▶ [EXERCISE]: Copy out each line below that has the word "Blog" in it.

▶ [RECORD SET]:
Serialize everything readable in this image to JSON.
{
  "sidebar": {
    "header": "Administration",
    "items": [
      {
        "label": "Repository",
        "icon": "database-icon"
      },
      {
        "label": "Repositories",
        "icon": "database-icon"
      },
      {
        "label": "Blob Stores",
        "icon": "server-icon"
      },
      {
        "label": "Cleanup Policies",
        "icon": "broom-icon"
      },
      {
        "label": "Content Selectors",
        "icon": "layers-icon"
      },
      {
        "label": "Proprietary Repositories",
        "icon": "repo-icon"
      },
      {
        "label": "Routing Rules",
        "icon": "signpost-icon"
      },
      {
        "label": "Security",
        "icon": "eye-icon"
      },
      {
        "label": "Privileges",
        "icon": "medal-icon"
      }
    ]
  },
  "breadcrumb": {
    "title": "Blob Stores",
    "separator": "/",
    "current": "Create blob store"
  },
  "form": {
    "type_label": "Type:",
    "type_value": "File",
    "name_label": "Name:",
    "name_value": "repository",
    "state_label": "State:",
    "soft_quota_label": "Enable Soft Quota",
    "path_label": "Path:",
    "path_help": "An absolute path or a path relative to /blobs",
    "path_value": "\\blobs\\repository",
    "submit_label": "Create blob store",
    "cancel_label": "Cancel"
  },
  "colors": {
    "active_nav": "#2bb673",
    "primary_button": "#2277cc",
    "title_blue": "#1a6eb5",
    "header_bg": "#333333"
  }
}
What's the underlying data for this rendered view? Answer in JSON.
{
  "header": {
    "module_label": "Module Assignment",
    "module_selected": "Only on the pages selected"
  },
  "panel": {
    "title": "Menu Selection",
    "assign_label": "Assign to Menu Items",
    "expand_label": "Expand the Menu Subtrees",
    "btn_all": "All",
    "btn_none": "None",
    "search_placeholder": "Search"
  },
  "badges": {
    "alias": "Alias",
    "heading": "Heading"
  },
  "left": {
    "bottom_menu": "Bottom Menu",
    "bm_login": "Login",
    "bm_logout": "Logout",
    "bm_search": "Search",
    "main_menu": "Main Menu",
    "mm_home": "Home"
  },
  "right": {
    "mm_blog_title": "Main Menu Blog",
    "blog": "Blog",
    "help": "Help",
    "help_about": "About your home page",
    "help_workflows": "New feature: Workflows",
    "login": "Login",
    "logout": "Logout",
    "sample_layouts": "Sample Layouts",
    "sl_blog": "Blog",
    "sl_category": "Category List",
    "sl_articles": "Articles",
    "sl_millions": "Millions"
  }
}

▶ [OUTPUT FOR THIS EXERCISE]:
    "mm_blog_title": "Main Menu Blog",
    "blog": "Blog",
    "sl_blog": "Blog",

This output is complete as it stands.